REQUIREMENTS: From the entries below, gather each line containing the word "JSON".
-- START OF GIVEN RECORDS --
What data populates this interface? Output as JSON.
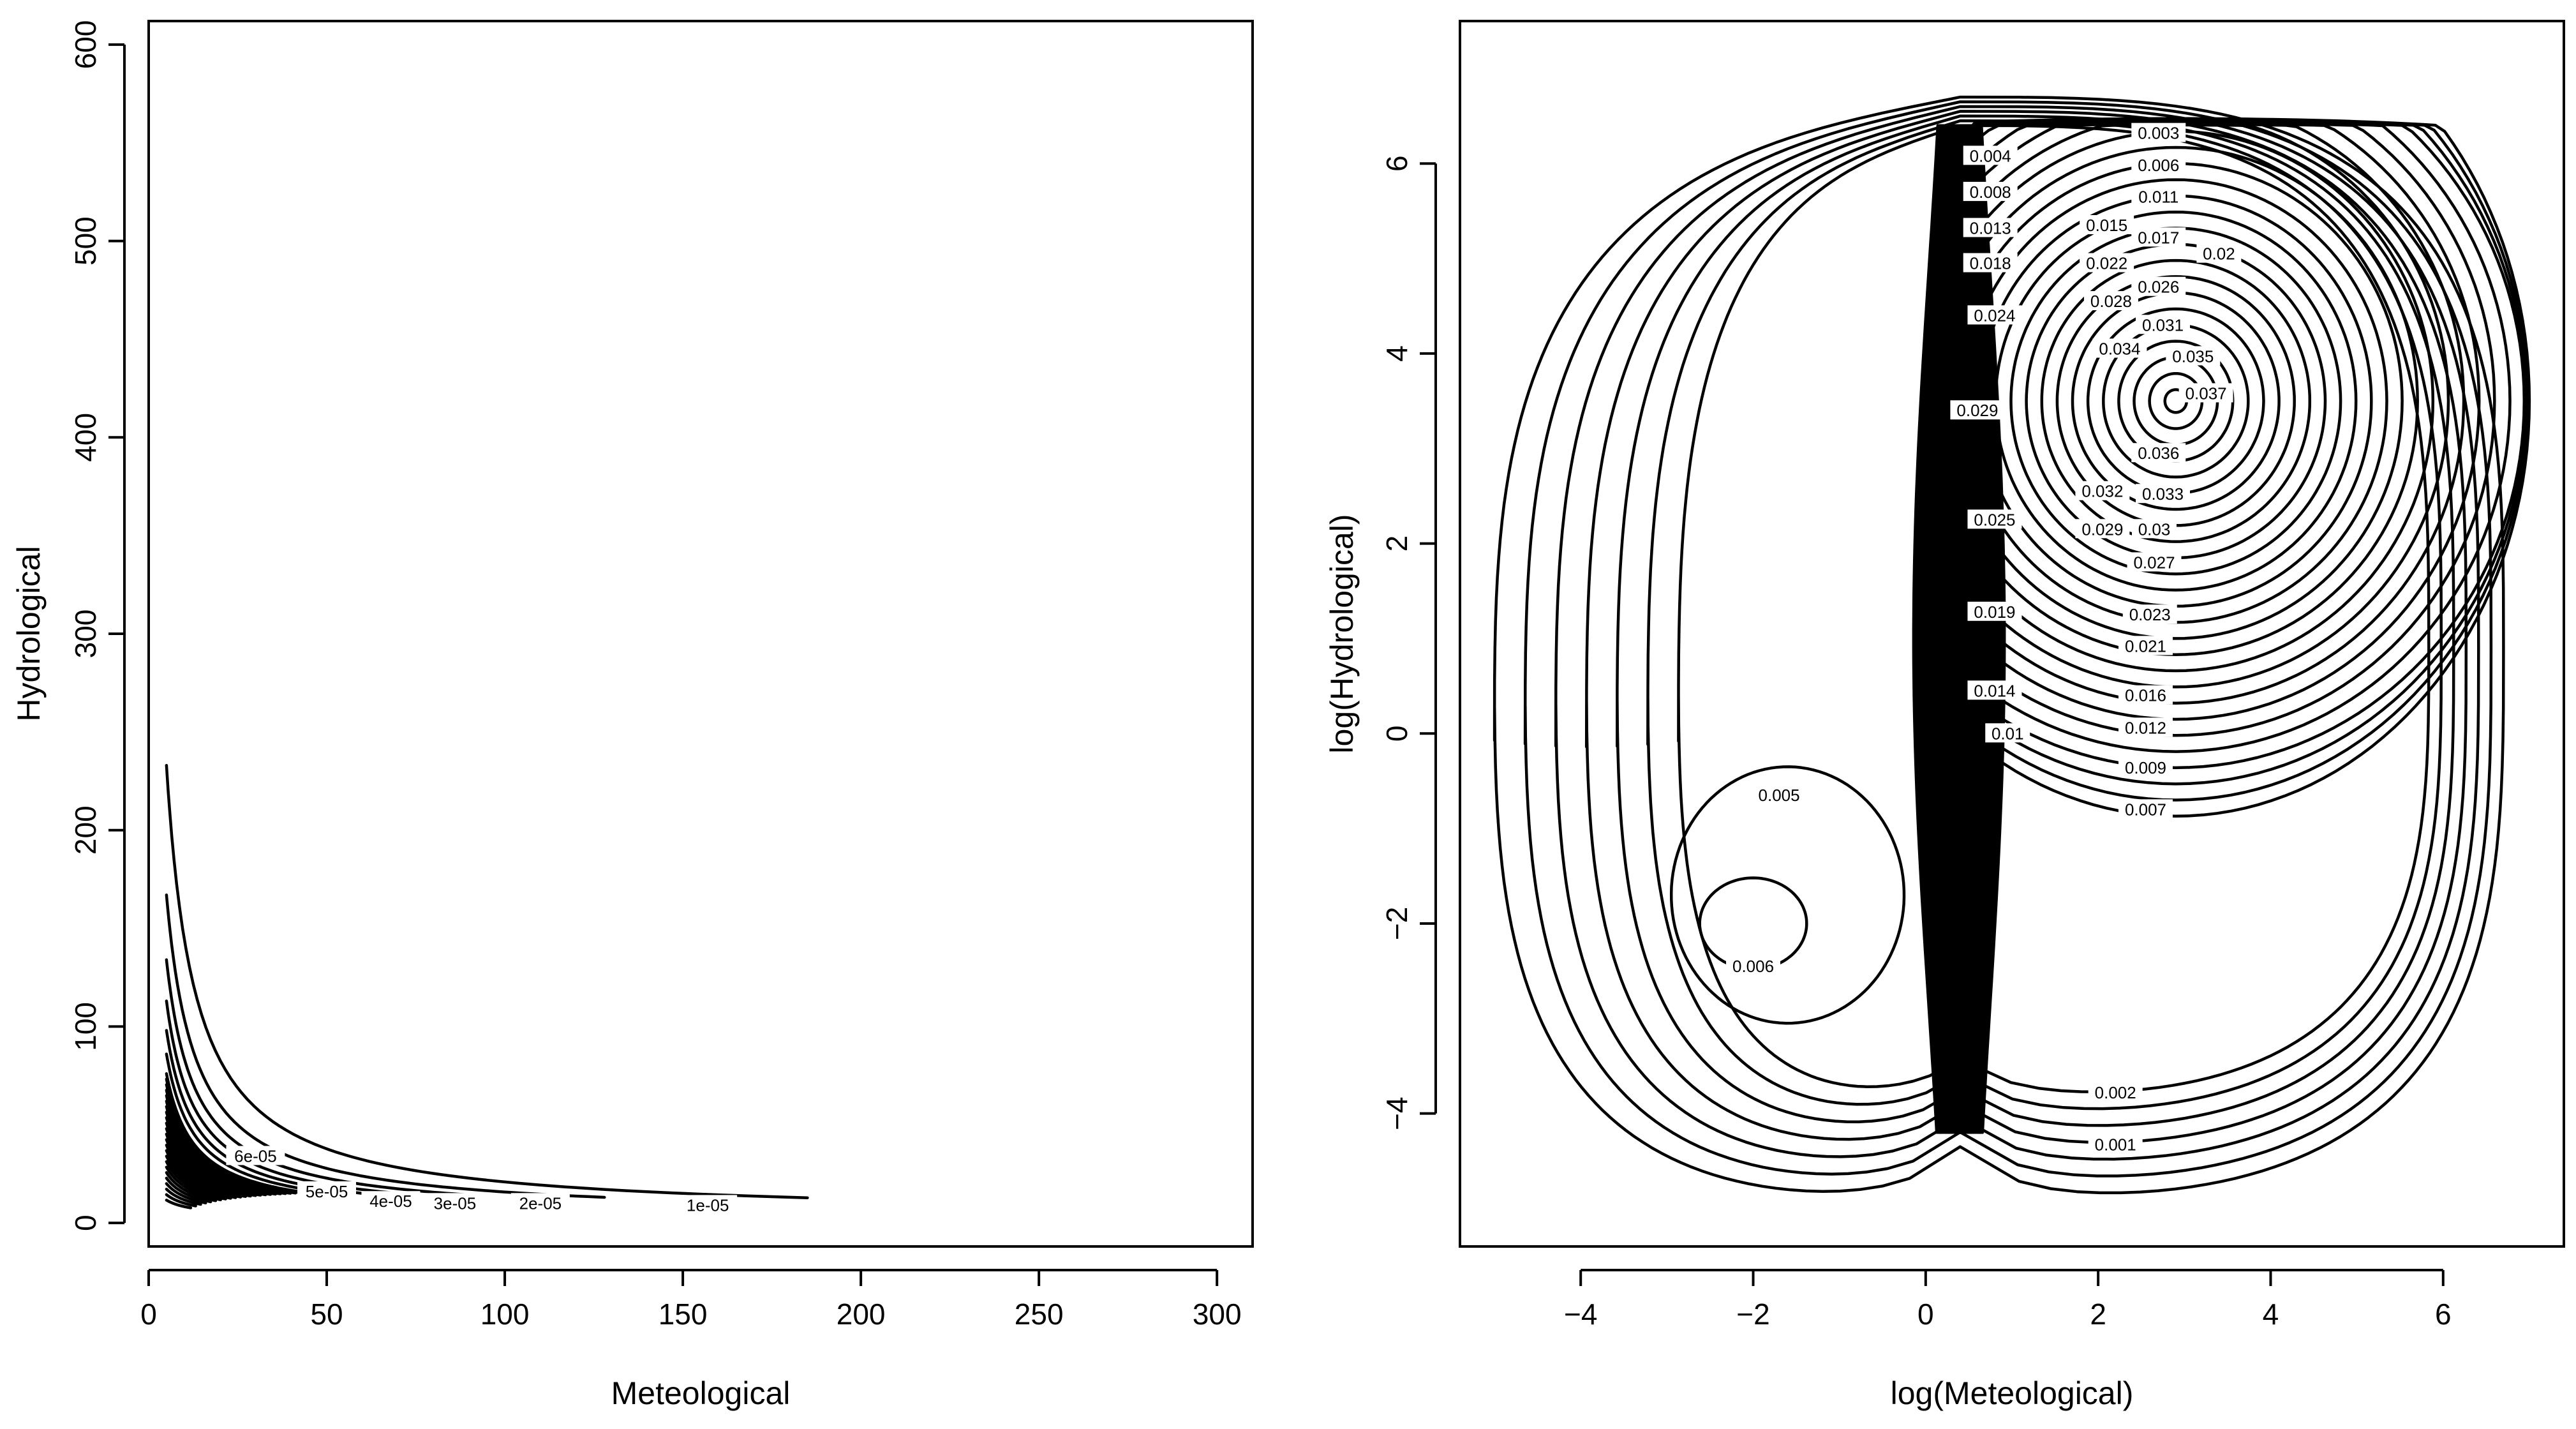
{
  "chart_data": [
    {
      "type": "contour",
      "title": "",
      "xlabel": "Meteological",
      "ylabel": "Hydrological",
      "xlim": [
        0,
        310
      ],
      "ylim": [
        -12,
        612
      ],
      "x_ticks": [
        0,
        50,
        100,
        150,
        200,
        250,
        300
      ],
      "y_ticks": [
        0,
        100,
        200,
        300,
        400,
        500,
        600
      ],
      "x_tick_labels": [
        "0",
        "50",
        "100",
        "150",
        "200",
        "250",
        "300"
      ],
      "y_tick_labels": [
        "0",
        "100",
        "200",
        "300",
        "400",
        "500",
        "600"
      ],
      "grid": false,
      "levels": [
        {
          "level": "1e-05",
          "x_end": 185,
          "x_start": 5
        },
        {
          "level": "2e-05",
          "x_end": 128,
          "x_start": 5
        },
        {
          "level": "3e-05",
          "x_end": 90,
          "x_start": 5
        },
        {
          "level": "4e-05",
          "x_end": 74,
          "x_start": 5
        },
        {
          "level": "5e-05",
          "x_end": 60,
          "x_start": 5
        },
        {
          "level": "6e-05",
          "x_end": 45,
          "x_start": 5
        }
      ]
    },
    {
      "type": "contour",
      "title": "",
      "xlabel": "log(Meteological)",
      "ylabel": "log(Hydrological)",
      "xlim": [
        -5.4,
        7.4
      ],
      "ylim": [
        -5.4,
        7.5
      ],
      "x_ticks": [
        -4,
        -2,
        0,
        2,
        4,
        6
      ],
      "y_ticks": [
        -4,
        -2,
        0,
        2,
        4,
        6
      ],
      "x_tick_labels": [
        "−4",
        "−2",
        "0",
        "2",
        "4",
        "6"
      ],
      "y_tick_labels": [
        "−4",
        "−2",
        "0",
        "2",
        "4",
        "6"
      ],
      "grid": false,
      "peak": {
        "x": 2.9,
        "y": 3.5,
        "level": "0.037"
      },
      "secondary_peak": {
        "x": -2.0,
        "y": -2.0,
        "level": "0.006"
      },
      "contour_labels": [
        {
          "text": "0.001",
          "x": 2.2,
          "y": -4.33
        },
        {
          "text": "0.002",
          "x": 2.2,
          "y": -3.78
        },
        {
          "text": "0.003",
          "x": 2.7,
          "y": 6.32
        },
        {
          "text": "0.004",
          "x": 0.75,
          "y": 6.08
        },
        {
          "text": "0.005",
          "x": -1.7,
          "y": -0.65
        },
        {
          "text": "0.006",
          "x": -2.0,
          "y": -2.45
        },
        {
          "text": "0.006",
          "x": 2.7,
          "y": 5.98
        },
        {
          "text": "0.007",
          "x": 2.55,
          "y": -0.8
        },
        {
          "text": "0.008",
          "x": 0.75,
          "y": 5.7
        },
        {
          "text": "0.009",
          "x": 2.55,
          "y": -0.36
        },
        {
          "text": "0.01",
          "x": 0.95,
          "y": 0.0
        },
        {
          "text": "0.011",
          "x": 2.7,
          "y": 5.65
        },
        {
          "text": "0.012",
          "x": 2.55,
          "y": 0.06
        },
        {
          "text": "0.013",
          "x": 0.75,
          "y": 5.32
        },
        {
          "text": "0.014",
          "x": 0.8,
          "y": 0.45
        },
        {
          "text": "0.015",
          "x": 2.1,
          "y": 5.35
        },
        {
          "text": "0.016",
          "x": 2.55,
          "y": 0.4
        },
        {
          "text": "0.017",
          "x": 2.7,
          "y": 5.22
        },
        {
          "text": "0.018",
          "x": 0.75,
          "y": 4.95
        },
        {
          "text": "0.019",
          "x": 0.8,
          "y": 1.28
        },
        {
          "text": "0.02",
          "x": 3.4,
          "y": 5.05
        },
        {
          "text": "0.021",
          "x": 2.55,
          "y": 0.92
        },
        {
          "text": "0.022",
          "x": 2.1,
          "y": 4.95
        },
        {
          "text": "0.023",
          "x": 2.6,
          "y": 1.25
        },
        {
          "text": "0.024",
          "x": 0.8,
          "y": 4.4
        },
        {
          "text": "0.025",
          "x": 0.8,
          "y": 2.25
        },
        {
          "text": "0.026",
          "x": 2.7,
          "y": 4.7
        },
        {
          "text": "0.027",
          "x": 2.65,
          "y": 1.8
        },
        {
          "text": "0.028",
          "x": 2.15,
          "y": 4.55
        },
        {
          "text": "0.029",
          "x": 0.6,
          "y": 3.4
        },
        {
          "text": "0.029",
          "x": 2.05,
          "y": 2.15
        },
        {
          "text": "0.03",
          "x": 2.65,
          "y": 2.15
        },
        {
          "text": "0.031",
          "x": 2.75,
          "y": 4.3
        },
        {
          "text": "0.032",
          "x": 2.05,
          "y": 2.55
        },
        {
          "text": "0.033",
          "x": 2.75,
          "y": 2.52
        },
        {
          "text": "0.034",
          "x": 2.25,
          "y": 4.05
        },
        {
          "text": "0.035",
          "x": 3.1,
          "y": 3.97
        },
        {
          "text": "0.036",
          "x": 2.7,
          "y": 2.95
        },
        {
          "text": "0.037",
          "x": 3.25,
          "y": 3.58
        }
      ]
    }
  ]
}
-- END OF GIVEN RECORDS --
-- START OF GIVEN RECORDS --
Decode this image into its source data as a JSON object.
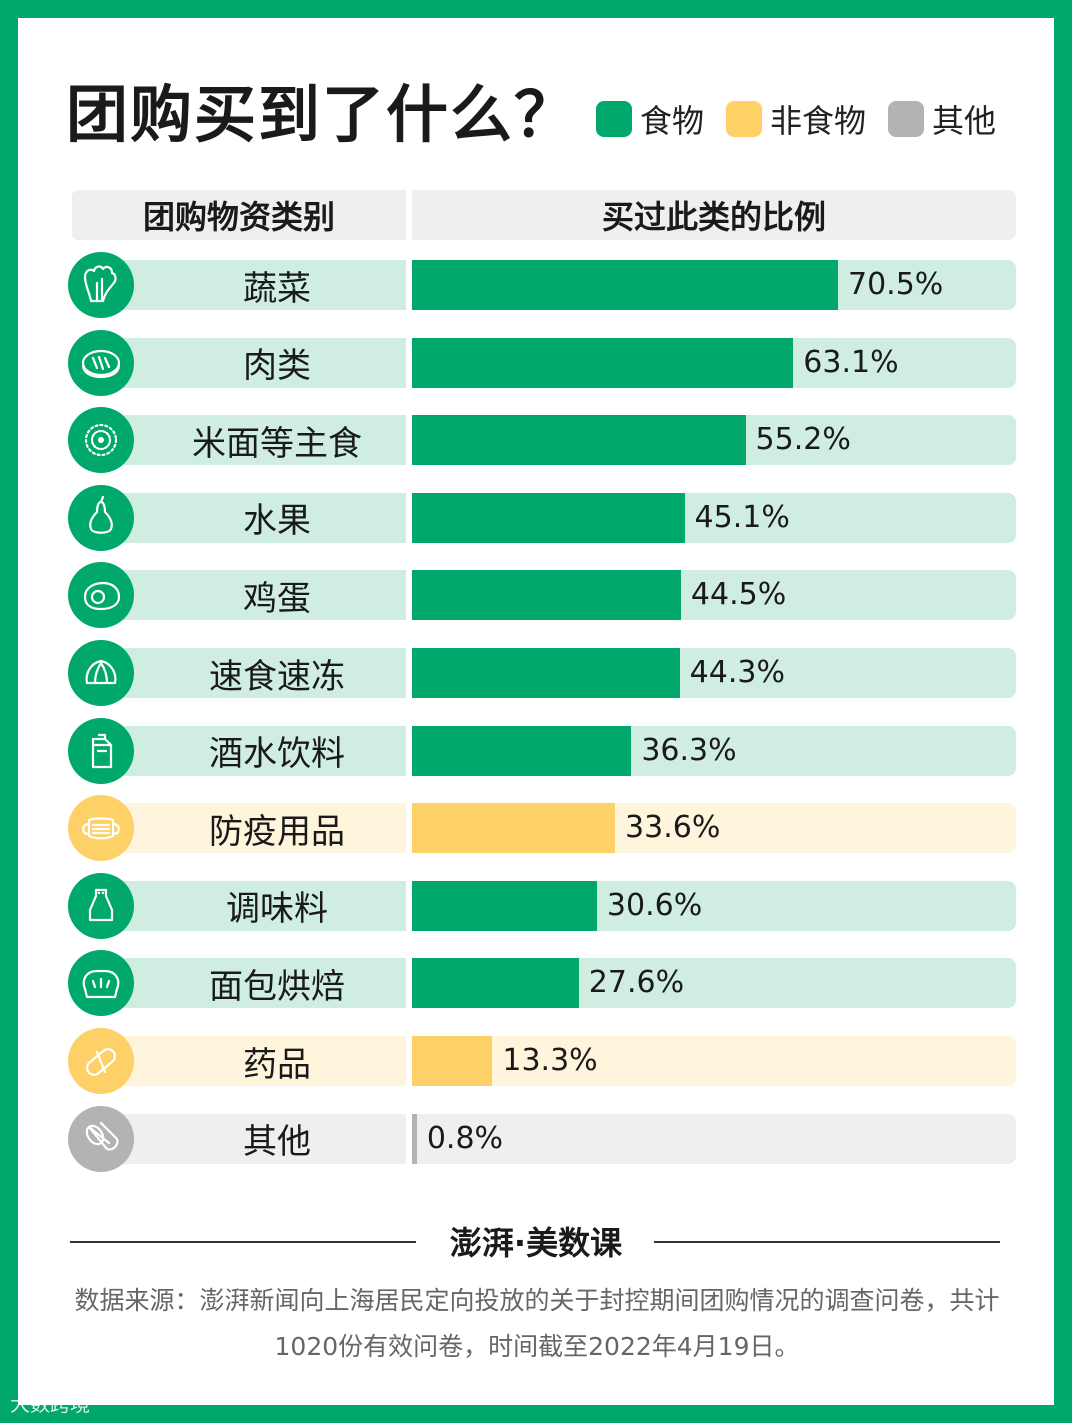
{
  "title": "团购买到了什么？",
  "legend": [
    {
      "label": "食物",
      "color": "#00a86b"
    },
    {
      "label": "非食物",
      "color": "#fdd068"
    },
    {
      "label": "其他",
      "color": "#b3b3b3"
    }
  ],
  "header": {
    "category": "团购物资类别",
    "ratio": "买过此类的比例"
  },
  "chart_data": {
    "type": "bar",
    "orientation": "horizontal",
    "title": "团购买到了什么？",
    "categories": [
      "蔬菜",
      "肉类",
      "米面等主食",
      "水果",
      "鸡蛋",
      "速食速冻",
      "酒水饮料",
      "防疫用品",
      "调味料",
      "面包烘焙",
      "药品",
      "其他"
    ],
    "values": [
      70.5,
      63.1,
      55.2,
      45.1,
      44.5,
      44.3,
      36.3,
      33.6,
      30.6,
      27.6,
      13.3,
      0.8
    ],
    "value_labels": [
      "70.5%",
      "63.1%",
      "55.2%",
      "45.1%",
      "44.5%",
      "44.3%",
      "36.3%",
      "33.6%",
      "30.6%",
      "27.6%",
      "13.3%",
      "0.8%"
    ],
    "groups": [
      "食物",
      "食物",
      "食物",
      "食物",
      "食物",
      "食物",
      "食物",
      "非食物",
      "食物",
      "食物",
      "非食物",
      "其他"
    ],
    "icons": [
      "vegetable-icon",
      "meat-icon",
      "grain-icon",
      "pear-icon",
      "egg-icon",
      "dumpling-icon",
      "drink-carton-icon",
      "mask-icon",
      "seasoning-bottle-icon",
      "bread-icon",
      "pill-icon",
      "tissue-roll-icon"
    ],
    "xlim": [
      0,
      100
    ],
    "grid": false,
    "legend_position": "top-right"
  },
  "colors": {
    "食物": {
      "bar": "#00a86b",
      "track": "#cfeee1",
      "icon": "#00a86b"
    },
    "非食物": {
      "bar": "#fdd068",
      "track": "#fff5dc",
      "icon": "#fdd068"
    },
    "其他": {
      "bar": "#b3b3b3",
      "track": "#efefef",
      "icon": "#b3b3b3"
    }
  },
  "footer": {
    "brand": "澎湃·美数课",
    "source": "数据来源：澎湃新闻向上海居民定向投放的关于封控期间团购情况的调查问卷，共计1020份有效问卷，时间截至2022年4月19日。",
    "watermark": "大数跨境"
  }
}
-- END OF GIVEN RECORDS --
-- START OF GIVEN RECORDS --
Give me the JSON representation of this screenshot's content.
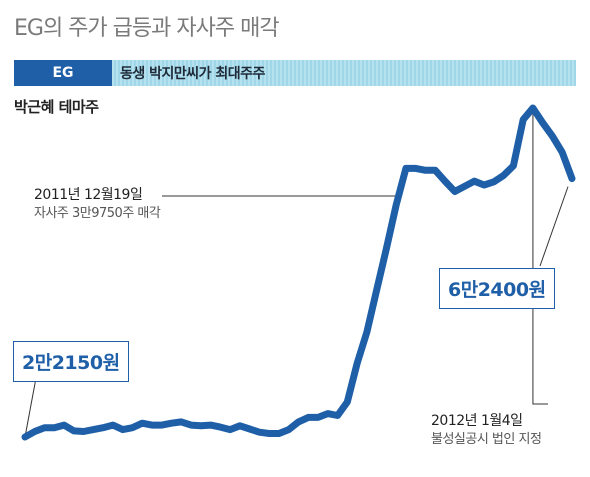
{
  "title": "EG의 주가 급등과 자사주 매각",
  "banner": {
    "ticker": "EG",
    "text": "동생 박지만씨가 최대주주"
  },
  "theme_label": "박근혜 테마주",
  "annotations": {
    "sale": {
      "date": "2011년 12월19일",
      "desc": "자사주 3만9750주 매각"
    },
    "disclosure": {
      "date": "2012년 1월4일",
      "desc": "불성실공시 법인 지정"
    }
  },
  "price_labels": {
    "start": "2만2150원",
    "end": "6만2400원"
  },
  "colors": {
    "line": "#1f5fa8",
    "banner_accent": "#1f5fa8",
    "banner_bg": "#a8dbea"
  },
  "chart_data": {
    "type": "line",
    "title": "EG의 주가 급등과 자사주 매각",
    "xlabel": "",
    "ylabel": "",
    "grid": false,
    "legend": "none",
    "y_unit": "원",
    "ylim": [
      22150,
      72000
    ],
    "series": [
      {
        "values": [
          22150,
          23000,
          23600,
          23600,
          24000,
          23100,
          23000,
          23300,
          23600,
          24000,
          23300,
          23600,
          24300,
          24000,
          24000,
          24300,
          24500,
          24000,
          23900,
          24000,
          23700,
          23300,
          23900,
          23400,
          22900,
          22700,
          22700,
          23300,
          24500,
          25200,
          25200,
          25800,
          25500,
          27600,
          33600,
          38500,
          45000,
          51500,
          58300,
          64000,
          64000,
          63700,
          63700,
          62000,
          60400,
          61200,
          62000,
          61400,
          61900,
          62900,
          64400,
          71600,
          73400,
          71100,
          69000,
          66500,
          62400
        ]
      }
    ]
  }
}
-- END OF GIVEN RECORDS --
RESULT:
What data populates this interface? Output as JSON.
Decode this image into its source data as a JSON object.
Give me the JSON representation of this screenshot's content.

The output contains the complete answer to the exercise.